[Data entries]
((

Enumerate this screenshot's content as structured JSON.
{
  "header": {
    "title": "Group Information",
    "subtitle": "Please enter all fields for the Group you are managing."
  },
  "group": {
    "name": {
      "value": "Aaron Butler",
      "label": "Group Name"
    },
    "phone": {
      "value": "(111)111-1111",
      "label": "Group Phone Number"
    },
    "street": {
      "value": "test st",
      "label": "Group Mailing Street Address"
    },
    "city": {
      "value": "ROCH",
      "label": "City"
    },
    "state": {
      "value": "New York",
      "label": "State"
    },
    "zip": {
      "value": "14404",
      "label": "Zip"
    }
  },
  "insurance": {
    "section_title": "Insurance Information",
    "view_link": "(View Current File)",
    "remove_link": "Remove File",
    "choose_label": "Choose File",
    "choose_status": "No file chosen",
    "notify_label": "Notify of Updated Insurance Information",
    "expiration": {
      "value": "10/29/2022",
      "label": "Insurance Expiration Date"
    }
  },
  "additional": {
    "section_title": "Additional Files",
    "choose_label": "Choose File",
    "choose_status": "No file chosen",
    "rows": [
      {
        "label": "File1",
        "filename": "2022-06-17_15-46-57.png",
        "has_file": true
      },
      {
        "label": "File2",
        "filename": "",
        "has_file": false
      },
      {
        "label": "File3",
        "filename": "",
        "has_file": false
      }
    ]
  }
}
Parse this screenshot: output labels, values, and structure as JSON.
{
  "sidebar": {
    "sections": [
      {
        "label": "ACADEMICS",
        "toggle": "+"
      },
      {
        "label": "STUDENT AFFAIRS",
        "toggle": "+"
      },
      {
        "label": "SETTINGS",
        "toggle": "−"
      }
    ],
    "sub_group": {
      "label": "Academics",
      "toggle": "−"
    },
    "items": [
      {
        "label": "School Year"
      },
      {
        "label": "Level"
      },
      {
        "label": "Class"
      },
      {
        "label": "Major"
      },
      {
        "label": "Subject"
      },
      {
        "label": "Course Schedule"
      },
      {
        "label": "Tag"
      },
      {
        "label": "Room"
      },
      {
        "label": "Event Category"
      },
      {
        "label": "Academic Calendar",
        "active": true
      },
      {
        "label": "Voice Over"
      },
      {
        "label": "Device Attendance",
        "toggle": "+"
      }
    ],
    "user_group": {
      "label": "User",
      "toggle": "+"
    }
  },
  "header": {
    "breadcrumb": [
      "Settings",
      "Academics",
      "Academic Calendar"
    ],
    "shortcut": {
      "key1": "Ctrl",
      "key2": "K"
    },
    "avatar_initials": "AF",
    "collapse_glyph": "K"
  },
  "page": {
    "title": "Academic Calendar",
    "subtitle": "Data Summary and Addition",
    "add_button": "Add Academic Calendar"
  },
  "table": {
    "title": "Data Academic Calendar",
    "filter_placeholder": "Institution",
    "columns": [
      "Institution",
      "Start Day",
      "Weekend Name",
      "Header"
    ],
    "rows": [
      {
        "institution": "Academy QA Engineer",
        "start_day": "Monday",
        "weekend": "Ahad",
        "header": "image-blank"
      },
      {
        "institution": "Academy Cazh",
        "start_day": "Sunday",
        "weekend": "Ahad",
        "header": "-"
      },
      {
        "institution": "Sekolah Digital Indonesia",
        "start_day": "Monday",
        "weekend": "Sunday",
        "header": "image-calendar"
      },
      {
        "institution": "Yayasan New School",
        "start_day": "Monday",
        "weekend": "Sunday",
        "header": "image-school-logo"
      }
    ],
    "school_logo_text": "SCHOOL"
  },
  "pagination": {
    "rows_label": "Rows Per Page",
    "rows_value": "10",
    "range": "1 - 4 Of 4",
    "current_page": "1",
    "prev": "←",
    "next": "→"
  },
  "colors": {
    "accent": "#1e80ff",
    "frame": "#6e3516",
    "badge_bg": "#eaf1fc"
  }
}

))

### SHORT EXERCISE
Above are the records; retype every one exactly.

### SOLUTION
Enumerate this screenshot's content as structured JSON.
{
  "header": {
    "title": "Group Information",
    "subtitle": "Please enter all fields for the Group you are managing."
  },
  "group": {
    "name": {
      "value": "Aaron Butler",
      "label": "Group Name"
    },
    "phone": {
      "value": "(111)111-1111",
      "label": "Group Phone Number"
    },
    "street": {
      "value": "test st",
      "label": "Group Mailing Street Address"
    },
    "city": {
      "value": "ROCH",
      "label": "City"
    },
    "state": {
      "value": "New York",
      "label": "State"
    },
    "zip": {
      "value": "14404",
      "label": "Zip"
    }
  },
  "insurance": {
    "section_title": "Insurance Information",
    "view_link": "(View Current File)",
    "remove_link": "Remove File",
    "choose_label": "Choose File",
    "choose_status": "No file chosen",
    "notify_label": "Notify of Updated Insurance Information",
    "expiration": {
      "value": "10/29/2022",
      "label": "Insurance Expiration Date"
    }
  },
  "additional": {
    "section_title": "Additional Files",
    "choose_label": "Choose File",
    "choose_status": "No file chosen",
    "rows": [
      {
        "label": "File1",
        "filename": "2022-06-17_15-46-57.png",
        "has_file": true
      },
      {
        "label": "File2",
        "filename": "",
        "has_file": false
      },
      {
        "label": "File3",
        "filename": "",
        "has_file": false
      }
    ]
  }
}
Parse this screenshot: output labels, values, and structure as JSON.
{
  "sidebar": {
    "sections": [
      {
        "label": "ACADEMICS",
        "toggle": "+"
      },
      {
        "label": "STUDENT AFFAIRS",
        "toggle": "+"
      },
      {
        "label": "SETTINGS",
        "toggle": "−"
      }
    ],
    "sub_group": {
      "label": "Academics",
      "toggle": "−"
    },
    "items": [
      {
        "label": "School Year"
      },
      {
        "label": "Level"
      },
      {
        "label": "Class"
      },
      {
        "label": "Major"
      },
      {
        "label": "Subject"
      },
      {
        "label": "Course Schedule"
      },
      {
        "label": "Tag"
      },
      {
        "label": "Room"
      },
      {
        "label": "Event Category"
      },
      {
        "label": "Academic Calendar",
        "active": true
      },
      {
        "label": "Voice Over"
      },
      {
        "label": "Device Attendance",
        "toggle": "+"
      }
    ],
    "user_group": {
      "label": "User",
      "toggle": "+"
    }
  },
  "header": {
    "breadcrumb": [
      "Settings",
      "Academics",
      "Academic Calendar"
    ],
    "shortcut": {
      "key1": "Ctrl",
      "key2": "K"
    },
    "avatar_initials": "AF",
    "collapse_glyph": "K"
  },
  "page": {
    "title": "Academic Calendar",
    "subtitle": "Data Summary and Addition",
    "add_button": "Add Academic Calendar"
  },
  "table": {
    "title": "Data Academic Calendar",
    "filter_placeholder": "Institution",
    "columns": [
      "Institution",
      "Start Day",
      "Weekend Name",
      "Header"
    ],
    "rows": [
      {
        "institution": "Academy QA Engineer",
        "start_day": "Monday",
        "weekend": "Ahad",
        "header": "image-blank"
      },
      {
        "institution": "Academy Cazh",
        "start_day": "Sunday",
        "weekend": "Ahad",
        "header": "-"
      },
      {
        "institution": "Sekolah Digital Indonesia",
        "start_day": "Monday",
        "weekend": "Sunday",
        "header": "image-calendar"
      },
      {
        "institution": "Yayasan New School",
        "start_day": "Monday",
        "weekend": "Sunday",
        "header": "image-school-logo"
      }
    ],
    "school_logo_text": "SCHOOL"
  },
  "pagination": {
    "rows_label": "Rows Per Page",
    "rows_value": "10",
    "range": "1 - 4 Of 4",
    "current_page": "1",
    "prev": "←",
    "next": "→"
  },
  "colors": {
    "accent": "#1e80ff",
    "frame": "#6e3516",
    "badge_bg": "#eaf1fc"
  }
}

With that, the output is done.